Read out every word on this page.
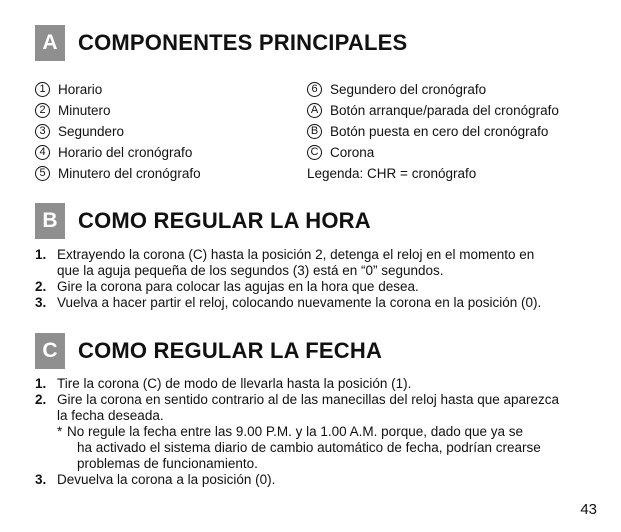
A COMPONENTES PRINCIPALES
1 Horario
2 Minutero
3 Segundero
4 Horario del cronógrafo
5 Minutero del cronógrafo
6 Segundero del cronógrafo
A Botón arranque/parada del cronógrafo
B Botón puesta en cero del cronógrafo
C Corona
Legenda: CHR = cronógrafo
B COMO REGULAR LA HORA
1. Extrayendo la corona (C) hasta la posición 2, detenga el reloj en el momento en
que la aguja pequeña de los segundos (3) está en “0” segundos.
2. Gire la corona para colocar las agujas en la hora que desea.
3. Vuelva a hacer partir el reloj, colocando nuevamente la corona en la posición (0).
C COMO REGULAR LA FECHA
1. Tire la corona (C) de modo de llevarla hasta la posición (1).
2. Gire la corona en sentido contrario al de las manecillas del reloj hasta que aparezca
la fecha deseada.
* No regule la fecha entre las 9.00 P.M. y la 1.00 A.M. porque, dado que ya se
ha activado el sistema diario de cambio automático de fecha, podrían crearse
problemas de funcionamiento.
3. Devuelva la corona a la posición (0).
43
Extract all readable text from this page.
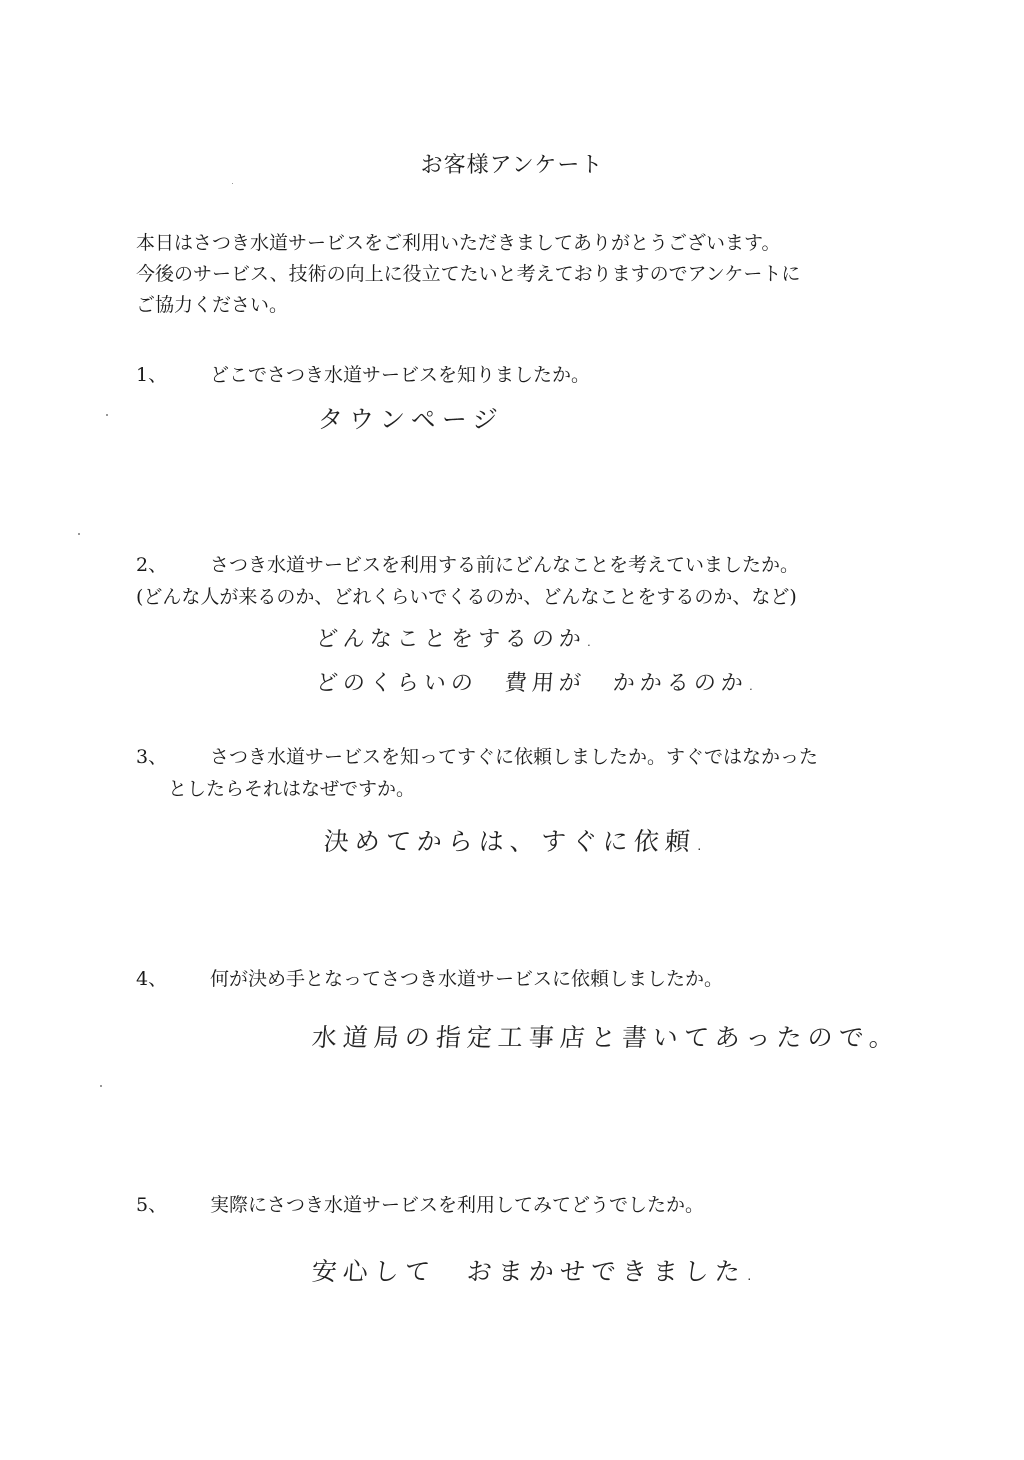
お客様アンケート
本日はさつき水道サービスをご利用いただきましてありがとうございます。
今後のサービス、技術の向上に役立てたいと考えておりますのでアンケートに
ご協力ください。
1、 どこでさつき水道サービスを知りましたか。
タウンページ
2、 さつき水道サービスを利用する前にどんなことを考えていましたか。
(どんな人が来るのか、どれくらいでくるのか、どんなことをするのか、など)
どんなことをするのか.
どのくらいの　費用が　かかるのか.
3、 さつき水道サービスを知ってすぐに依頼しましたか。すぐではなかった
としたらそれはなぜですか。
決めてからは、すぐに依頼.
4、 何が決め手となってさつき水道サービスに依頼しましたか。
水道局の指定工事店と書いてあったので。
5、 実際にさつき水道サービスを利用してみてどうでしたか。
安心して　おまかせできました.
::::::::
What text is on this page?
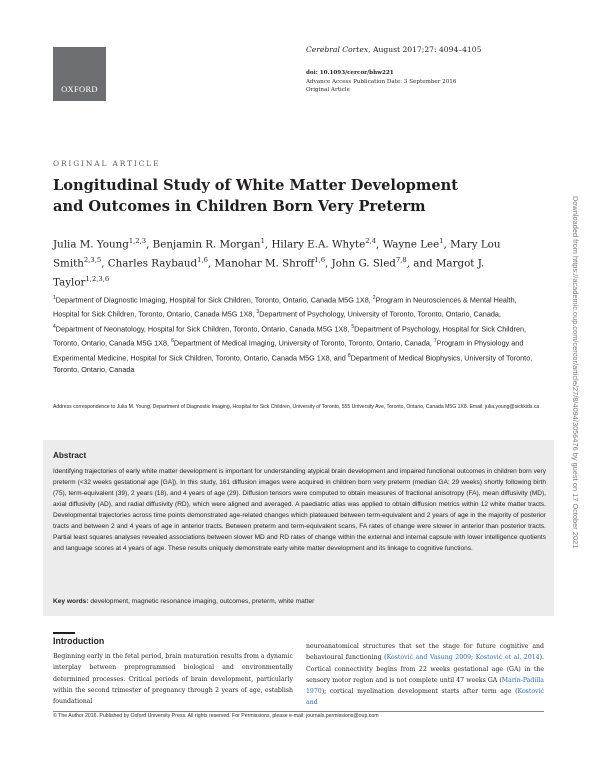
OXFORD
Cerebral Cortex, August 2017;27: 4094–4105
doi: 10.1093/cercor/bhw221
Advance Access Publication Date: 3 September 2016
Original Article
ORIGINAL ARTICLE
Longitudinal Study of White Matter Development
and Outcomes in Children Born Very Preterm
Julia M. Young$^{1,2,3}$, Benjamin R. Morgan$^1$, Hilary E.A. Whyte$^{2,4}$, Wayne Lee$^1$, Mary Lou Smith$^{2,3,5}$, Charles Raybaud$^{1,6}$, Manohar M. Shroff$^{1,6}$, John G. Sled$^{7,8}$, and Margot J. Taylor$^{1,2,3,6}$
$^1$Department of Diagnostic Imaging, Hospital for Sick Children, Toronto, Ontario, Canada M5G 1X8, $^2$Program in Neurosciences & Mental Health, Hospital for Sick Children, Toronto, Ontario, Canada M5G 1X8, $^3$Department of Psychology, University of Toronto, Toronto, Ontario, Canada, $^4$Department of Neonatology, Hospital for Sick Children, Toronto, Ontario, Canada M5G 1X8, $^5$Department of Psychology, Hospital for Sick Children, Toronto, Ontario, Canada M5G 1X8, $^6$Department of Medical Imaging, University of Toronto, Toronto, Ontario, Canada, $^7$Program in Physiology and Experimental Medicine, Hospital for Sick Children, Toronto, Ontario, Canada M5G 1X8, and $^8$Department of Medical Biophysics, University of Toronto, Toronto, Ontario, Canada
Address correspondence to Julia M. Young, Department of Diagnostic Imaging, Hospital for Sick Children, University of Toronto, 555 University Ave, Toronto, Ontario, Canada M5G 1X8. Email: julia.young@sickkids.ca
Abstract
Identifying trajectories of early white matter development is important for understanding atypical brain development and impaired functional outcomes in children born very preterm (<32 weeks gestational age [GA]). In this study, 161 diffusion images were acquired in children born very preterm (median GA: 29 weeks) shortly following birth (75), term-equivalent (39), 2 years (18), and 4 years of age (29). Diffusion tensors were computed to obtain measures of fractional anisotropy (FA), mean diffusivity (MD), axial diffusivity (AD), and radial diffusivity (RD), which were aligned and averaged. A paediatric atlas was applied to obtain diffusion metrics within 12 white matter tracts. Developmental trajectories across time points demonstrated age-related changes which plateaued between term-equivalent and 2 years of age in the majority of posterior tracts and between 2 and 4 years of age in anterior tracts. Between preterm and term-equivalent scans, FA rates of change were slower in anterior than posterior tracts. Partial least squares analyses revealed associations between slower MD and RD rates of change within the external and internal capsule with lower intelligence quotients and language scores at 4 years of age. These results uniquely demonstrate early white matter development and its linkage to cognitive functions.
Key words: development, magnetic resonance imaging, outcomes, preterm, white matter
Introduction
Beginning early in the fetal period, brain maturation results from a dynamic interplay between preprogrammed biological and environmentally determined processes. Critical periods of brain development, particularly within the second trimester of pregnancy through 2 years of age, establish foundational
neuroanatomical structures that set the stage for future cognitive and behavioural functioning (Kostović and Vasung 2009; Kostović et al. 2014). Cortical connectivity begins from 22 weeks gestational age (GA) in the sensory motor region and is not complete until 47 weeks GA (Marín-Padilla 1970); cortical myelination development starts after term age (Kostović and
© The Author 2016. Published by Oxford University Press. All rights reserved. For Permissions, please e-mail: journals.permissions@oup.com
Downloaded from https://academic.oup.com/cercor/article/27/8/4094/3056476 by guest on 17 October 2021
::::::::
* [WRITTEN TASK]:
Select every line in the material above where the string "REGULAR" occurs, and copy it.

* [FINAL RESULT]:
B COMO REGULAR LA HORA
C COMO REGULAR LA FECHA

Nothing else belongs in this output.